EXERCISE BRIEF
Reproduce the entire listing word for word.
======== INPUT DATA
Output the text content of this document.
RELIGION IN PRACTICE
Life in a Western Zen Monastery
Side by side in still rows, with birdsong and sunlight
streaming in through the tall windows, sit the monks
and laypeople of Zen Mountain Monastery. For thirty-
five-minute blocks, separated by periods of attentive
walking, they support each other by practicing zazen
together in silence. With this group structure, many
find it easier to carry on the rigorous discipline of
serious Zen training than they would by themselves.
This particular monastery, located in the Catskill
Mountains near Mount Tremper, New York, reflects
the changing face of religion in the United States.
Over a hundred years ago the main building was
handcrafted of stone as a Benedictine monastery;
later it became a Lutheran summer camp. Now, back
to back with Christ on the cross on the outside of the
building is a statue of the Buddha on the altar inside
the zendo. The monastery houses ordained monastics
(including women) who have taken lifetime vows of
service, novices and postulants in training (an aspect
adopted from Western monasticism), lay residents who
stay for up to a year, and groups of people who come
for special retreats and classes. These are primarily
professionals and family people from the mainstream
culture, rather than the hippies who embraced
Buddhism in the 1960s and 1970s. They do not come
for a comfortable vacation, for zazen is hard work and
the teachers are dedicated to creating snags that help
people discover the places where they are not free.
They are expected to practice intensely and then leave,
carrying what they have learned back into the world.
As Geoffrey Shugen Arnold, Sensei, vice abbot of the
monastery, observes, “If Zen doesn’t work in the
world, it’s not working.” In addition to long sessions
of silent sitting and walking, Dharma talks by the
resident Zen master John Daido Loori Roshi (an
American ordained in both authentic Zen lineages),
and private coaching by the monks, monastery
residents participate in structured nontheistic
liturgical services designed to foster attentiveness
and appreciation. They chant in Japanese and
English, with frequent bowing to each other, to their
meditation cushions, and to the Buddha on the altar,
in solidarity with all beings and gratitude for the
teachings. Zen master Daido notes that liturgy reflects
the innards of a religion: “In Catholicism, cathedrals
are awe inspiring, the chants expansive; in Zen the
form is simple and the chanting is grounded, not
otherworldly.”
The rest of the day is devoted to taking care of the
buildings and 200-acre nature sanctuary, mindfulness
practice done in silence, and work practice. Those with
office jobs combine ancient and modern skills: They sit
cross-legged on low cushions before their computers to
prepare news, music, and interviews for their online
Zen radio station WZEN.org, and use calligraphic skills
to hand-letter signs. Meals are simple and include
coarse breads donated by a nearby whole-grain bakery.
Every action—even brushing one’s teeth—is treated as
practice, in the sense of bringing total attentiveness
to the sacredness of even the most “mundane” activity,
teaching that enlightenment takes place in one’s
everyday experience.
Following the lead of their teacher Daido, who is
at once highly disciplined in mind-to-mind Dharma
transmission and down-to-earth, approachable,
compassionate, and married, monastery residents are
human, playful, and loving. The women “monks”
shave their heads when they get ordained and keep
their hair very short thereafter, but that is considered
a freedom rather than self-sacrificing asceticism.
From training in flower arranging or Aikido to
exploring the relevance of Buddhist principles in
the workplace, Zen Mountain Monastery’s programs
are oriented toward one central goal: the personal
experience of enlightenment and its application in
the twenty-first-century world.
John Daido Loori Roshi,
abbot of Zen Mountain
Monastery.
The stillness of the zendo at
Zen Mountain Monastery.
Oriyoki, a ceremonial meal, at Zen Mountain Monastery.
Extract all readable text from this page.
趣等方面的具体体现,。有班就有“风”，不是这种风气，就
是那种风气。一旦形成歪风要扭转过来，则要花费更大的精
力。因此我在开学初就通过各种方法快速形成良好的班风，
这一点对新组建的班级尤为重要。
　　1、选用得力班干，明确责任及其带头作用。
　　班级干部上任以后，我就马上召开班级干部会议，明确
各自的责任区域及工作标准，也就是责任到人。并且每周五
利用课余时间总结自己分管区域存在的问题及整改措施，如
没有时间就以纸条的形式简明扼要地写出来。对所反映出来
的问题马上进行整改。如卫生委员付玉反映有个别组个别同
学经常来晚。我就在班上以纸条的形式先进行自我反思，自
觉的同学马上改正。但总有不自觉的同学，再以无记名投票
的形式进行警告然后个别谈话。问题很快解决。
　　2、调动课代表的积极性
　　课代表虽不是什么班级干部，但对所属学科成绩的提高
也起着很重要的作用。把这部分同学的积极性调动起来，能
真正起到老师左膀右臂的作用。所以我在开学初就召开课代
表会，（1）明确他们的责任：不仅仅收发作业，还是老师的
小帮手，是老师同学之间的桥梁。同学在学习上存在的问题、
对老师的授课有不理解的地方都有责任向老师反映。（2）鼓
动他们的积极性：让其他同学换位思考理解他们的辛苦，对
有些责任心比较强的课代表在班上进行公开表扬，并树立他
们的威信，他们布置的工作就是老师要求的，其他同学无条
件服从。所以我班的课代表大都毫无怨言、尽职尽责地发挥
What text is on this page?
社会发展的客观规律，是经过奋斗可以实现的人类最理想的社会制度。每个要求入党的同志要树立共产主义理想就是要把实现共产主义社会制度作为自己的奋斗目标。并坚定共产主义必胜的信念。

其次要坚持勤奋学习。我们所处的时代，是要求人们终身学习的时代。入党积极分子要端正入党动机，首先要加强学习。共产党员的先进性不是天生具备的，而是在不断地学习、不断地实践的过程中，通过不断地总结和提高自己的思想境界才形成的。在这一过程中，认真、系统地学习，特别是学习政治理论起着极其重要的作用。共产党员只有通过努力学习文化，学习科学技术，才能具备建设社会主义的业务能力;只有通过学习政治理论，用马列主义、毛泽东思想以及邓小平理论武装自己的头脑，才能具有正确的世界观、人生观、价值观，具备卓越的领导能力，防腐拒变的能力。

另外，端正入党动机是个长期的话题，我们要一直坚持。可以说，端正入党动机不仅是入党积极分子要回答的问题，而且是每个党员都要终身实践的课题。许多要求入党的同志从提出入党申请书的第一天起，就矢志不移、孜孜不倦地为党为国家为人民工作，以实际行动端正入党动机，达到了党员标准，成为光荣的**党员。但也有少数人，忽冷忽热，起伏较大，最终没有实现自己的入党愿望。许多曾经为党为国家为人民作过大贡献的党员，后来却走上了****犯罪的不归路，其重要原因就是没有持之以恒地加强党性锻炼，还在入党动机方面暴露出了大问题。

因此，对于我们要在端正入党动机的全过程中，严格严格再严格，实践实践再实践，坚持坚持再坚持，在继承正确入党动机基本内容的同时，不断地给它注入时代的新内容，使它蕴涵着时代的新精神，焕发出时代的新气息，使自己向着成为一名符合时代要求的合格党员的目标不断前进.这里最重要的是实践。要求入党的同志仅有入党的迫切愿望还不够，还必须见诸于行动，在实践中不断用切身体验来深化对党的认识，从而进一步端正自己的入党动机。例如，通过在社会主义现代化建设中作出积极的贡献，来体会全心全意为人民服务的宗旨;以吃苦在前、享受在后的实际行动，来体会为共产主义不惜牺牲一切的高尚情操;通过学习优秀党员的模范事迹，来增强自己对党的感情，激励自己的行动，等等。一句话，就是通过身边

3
================
RIGHT ANSWER
Output the text content of this document.
RELIGION IN PRACTICE
Life in a Western Zen Monastery
Side by side in still rows, with birdsong and sunlight
streaming in through the tall windows, sit the monks
and laypeople of Zen Mountain Monastery. For thirty-
five-minute blocks, separated by periods of attentive
walking, they support each other by practicing zazen
together in silence. With this group structure, many
find it easier to carry on the rigorous discipline of
serious Zen training than they would by themselves.
This particular monastery, located in the Catskill
Mountains near Mount Tremper, New York, reflects
the changing face of religion in the United States.
Over a hundred years ago the main building was
handcrafted of stone as a Benedictine monastery;
later it became a Lutheran summer camp. Now, back
to back with Christ on the cross on the outside of the
building is a statue of the Buddha on the altar inside
the zendo. The monastery houses ordained monastics
(including women) who have taken lifetime vows of
service, novices and postulants in training (an aspect
adopted from Western monasticism), lay residents who
stay for up to a year, and groups of people who come
for special retreats and classes. These are primarily
professionals and family people from the mainstream
culture, rather than the hippies who embraced
Buddhism in the 1960s and 1970s. They do not come
for a comfortable vacation, for zazen is hard work and
the teachers are dedicated to creating snags that help
people discover the places where they are not free.
They are expected to practice intensely and then leave,
carrying what they have learned back into the world.
As Geoffrey Shugen Arnold, Sensei, vice abbot of the
monastery, observes, “If Zen doesn’t work in the
world, it’s not working.” In addition to long sessions
of silent sitting and walking, Dharma talks by the
resident Zen master John Daido Loori Roshi (an
American ordained in both authentic Zen lineages),
and private coaching by the monks, monastery
residents participate in structured nontheistic
liturgical services designed to foster attentiveness
and appreciation. They chant in Japanese and
English, with frequent bowing to each other, to their
meditation cushions, and to the Buddha on the altar,
in solidarity with all beings and gratitude for the
teachings. Zen master Daido notes that liturgy reflects
the innards of a religion: “In Catholicism, cathedrals
are awe inspiring, the chants expansive; in Zen the
form is simple and the chanting is grounded, not
otherworldly.”
The rest of the day is devoted to taking care of the
buildings and 200-acre nature sanctuary, mindfulness
practice done in silence, and work practice. Those with
office jobs combine ancient and modern skills: They sit
cross-legged on low cushions before their computers to
prepare news, music, and interviews for their online
Zen radio station WZEN.org, and use calligraphic skills
to hand-letter signs. Meals are simple and include
coarse breads donated by a nearby whole-grain bakery.
Every action—even brushing one’s teeth—is treated as
practice, in the sense of bringing total attentiveness
to the sacredness of even the most “mundane” activity,
teaching that enlightenment takes place in one’s
everyday experience.
Following the lead of their teacher Daido, who is
at once highly disciplined in mind-to-mind Dharma
transmission and down-to-earth, approachable,
compassionate, and married, monastery residents are
human, playful, and loving. The women “monks”
shave their heads when they get ordained and keep
their hair very short thereafter, but that is considered
a freedom rather than self-sacrificing asceticism.
From training in flower arranging or Aikido to
exploring the relevance of Buddhist principles in
the workplace, Zen Mountain Monastery’s programs
are oriented toward one central goal: the personal
experience of enlightenment and its application in
the twenty-first-century world.
John Daido Loori Roshi,
abbot of Zen Mountain
Monastery.
The stillness of the zendo at
Zen Mountain Monastery.
Oriyoki, a ceremonial meal, at Zen Mountain Monastery.
Extract all readable text from this page.
趣等方面的具体体现,。有班就有“风”，不是这种风气，就
是那种风气。一旦形成歪风要扭转过来，则要花费更大的精
力。因此我在开学初就通过各种方法快速形成良好的班风，
这一点对新组建的班级尤为重要。
　　1、选用得力班干，明确责任及其带头作用。
　　班级干部上任以后，我就马上召开班级干部会议，明确
各自的责任区域及工作标准，也就是责任到人。并且每周五
利用课余时间总结自己分管区域存在的问题及整改措施，如
没有时间就以纸条的形式简明扼要地写出来。对所反映出来
的问题马上进行整改。如卫生委员付玉反映有个别组个别同
学经常来晚。我就在班上以纸条的形式先进行自我反思，自
觉的同学马上改正。但总有不自觉的同学，再以无记名投票
的形式进行警告然后个别谈话。问题很快解决。
　　2、调动课代表的积极性
　　课代表虽不是什么班级干部，但对所属学科成绩的提高
也起着很重要的作用。把这部分同学的积极性调动起来，能
真正起到老师左膀右臂的作用。所以我在开学初就召开课代
表会，（1）明确他们的责任：不仅仅收发作业，还是老师的
小帮手，是老师同学之间的桥梁。同学在学习上存在的问题、
对老师的授课有不理解的地方都有责任向老师反映。（2）鼓
动他们的积极性：让其他同学换位思考理解他们的辛苦，对
有些责任心比较强的课代表在班上进行公开表扬，并树立他
们的威信，他们布置的工作就是老师要求的，其他同学无条
件服从。所以我班的课代表大都毫无怨言、尽职尽责地发挥
What text is on this page?
社会发展的客观规律，是经过奋斗可以实现的人类最理想的社会制度。每个要求入党的同志要树立共产主义理想就是要把实现共产主义社会制度作为自己的奋斗目标。并坚定共产主义必胜的信念。

其次要坚持勤奋学习。我们所处的时代，是要求人们终身学习的时代。入党积极分子要端正入党动机，首先要加强学习。共产党员的先进性不是天生具备的，而是在不断地学习、不断地实践的过程中，通过不断地总结和提高自己的思想境界才形成的。在这一过程中，认真、系统地学习，特别是学习政治理论起着极其重要的作用。共产党员只有通过努力学习文化，学习科学技术，才能具备建设社会主义的业务能力;只有通过学习政治理论，用马列主义、毛泽东思想以及邓小平理论武装自己的头脑，才能具有正确的世界观、人生观、价值观，具备卓越的领导能力，防腐拒变的能力。

另外，端正入党动机是个长期的话题，我们要一直坚持。可以说，端正入党动机不仅是入党积极分子要回答的问题，而且是每个党员都要终身实践的课题。许多要求入党的同志从提出入党申请书的第一天起，就矢志不移、孜孜不倦地为党为国家为人民工作，以实际行动端正入党动机，达到了党员标准，成为光荣的**党员。但也有少数人，忽冷忽热，起伏较大，最终没有实现自己的入党愿望。许多曾经为党为国家为人民作过大贡献的党员，后来却走上了****犯罪的不归路，其重要原因就是没有持之以恒地加强党性锻炼，还在入党动机方面暴露出了大问题。

因此，对于我们要在端正入党动机的全过程中，严格严格再严格，实践实践再实践，坚持坚持再坚持，在继承正确入党动机基本内容的同时，不断地给它注入时代的新内容，使它蕴涵着时代的新精神，焕发出时代的新气息，使自己向着成为一名符合时代要求的合格党员的目标不断前进.这里最重要的是实践。要求入党的同志仅有入党的迫切愿望还不够，还必须见诸于行动，在实践中不断用切身体验来深化对党的认识，从而进一步端正自己的入党动机。例如，通过在社会主义现代化建设中作出积极的贡献，来体会全心全意为人民服务的宗旨;以吃苦在前、享受在后的实际行动，来体会为共产主义不惜牺牲一切的高尚情操;通过学习优秀党员的模范事迹，来增强自己对党的感情，激励自己的行动，等等。一句话，就是通过身边

3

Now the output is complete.